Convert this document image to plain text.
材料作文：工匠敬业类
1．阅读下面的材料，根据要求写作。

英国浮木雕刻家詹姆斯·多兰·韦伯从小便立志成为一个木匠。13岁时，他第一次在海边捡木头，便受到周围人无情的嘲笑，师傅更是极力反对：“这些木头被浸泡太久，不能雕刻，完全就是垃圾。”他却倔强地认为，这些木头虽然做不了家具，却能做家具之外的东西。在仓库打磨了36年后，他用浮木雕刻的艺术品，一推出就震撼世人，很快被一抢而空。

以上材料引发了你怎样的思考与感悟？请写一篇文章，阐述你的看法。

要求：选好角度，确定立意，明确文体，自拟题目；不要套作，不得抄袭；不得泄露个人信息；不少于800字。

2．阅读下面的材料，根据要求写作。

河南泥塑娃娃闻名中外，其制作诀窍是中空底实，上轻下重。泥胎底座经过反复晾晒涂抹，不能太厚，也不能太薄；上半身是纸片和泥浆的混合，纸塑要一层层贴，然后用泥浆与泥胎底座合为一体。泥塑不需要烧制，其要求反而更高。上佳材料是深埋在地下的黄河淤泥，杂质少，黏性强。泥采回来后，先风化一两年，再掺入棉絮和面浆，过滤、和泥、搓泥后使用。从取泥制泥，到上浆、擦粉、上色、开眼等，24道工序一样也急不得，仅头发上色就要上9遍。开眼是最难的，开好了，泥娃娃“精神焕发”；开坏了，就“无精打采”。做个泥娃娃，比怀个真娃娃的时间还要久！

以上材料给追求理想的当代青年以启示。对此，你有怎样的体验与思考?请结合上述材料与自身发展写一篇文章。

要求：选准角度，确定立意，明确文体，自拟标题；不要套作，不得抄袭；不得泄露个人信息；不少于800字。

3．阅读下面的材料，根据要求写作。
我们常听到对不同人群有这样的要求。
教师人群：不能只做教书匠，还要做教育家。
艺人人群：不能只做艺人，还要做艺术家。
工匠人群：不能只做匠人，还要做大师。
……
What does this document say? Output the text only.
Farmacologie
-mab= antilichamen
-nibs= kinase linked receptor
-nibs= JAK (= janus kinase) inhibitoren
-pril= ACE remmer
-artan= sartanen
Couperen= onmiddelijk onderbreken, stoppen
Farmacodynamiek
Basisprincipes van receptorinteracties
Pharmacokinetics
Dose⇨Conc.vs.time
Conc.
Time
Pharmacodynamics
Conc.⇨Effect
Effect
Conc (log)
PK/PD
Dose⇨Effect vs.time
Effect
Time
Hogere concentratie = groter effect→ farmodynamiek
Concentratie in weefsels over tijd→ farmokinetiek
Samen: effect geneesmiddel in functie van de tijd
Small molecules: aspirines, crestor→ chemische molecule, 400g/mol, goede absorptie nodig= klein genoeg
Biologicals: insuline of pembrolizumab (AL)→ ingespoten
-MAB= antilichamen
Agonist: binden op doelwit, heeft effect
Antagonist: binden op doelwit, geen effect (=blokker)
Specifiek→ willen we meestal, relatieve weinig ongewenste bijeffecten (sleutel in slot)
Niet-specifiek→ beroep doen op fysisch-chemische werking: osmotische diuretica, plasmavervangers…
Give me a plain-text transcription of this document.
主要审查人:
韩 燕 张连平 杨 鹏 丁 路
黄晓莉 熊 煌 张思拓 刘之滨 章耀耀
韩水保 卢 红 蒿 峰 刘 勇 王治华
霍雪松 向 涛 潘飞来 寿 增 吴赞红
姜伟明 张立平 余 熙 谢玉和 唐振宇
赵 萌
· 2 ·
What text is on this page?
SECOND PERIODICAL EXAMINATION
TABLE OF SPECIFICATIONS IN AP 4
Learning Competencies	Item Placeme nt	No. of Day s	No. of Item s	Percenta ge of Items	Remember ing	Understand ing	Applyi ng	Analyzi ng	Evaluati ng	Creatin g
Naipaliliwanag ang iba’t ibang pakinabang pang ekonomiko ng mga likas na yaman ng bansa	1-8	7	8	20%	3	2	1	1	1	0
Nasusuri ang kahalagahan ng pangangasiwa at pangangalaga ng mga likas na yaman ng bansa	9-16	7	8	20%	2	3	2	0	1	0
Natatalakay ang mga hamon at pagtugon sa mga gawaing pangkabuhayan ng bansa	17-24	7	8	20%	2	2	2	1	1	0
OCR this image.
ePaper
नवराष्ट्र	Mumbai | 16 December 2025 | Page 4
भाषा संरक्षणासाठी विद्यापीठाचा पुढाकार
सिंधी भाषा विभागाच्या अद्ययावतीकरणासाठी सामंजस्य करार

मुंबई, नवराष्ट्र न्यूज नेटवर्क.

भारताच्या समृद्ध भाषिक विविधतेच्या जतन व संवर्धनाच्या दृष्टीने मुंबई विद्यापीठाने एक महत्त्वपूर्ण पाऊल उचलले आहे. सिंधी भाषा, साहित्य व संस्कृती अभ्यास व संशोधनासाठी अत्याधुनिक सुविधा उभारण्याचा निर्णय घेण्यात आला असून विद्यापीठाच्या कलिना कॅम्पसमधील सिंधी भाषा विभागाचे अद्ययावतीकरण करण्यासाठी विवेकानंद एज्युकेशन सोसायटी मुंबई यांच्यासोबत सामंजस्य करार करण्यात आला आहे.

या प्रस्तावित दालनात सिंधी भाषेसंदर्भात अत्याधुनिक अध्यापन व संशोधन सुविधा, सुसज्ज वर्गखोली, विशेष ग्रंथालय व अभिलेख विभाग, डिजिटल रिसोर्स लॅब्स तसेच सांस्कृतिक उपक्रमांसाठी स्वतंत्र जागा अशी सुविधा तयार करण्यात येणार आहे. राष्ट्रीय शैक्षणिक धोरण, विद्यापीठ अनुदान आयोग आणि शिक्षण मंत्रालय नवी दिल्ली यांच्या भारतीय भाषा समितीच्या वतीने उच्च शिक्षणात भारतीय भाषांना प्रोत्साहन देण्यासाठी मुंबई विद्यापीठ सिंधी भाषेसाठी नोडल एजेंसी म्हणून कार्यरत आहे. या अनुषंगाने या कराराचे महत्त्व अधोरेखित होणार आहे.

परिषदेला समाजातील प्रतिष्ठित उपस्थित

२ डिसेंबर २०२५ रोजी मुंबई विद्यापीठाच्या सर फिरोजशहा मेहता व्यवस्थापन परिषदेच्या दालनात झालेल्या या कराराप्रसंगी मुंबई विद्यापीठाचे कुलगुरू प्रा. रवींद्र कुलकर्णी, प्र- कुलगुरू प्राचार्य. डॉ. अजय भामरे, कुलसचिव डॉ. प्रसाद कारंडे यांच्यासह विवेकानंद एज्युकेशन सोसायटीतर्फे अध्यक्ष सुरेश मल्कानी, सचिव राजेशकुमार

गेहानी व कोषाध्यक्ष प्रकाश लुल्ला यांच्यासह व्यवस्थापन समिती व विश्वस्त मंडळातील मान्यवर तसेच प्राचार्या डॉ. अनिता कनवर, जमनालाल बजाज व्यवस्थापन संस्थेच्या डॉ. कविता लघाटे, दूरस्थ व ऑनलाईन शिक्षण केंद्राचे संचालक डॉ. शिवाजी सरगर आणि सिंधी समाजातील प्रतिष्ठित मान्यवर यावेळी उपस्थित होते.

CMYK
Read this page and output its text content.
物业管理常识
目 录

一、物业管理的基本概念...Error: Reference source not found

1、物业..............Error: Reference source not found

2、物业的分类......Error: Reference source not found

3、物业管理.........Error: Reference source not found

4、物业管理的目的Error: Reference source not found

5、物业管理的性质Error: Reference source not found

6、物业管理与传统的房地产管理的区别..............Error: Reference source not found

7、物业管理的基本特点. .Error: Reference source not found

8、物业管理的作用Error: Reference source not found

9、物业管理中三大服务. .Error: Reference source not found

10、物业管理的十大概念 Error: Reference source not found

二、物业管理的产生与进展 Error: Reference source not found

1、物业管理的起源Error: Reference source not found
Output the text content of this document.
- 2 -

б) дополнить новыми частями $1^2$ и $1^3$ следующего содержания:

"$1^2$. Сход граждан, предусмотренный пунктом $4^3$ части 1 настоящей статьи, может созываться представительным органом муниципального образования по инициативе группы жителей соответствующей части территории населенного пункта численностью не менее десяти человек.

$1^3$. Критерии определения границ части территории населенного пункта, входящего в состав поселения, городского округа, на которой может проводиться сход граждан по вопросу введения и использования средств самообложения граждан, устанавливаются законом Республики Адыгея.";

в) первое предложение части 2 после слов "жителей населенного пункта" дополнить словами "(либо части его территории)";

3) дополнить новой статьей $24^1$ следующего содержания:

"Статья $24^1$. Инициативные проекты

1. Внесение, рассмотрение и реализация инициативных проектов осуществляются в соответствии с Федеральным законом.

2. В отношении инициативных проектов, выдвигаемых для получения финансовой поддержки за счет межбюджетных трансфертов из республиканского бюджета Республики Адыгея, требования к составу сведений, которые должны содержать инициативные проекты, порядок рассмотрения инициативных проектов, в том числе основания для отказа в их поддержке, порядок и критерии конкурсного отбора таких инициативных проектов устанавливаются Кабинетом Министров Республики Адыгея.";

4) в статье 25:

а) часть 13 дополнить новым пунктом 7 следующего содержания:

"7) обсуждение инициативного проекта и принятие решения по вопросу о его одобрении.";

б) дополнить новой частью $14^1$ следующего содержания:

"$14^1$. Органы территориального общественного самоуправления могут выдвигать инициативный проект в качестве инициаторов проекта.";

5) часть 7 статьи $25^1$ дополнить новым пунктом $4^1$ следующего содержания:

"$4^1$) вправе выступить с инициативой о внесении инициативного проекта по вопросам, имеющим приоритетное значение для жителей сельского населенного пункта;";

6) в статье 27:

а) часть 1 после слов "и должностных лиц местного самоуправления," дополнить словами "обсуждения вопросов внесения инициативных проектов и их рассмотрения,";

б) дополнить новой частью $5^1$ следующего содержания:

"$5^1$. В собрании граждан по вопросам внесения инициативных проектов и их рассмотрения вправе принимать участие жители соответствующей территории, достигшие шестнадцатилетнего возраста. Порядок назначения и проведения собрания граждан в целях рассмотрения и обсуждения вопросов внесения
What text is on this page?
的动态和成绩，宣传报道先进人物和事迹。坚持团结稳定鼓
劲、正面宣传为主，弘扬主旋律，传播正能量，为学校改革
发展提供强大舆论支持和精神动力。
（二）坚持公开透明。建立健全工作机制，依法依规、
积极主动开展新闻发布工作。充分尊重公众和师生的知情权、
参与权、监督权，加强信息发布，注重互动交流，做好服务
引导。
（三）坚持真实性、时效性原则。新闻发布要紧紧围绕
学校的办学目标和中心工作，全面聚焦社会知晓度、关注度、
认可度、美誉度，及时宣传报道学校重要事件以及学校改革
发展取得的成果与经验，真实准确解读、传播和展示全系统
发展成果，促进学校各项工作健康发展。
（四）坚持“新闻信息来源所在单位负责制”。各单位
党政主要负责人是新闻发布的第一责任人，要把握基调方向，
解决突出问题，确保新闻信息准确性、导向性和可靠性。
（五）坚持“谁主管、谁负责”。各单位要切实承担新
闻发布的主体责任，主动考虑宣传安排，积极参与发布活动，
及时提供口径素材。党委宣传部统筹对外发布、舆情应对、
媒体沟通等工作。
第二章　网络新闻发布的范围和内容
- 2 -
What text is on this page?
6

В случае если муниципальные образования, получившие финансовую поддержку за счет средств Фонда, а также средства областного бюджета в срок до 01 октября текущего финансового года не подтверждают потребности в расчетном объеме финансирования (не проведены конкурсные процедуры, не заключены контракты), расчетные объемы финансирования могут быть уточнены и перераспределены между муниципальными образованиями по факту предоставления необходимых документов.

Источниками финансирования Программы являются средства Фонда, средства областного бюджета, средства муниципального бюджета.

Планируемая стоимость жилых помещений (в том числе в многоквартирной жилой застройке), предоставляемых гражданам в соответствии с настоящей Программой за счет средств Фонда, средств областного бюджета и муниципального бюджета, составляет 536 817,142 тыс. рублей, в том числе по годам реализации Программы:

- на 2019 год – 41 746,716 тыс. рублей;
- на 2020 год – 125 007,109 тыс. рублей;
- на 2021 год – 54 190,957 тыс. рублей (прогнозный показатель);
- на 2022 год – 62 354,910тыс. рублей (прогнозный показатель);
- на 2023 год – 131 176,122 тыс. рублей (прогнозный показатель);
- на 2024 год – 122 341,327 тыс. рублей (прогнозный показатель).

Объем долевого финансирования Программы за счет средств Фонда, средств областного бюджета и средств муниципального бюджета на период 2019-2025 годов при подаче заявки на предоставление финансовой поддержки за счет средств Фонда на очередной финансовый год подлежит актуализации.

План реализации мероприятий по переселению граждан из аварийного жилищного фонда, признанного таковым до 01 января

§ §

■ **DIRECTIVE**: Report every line in the data above in which the word "соответствующей" appears.

■ **RESULT**:
"$1^2$. Сход граждан, предусмотренный пунктом $4^3$ части 1 настоящей статьи, может созываться представительным органом муниципального образования по инициативе группы жителей соответствующей части территории населенного пункта численностью не менее десяти человек.
"$5^1$. В собрании граждан по вопросам внесения инициативных проектов и их рассмотрения вправе принимать участие жители соответствующей территории, достигшие шестнадцатилетнего возраста. Порядок назначения и проведения собрания граждан в целях рассмотрения и обсуждения вопросов внесения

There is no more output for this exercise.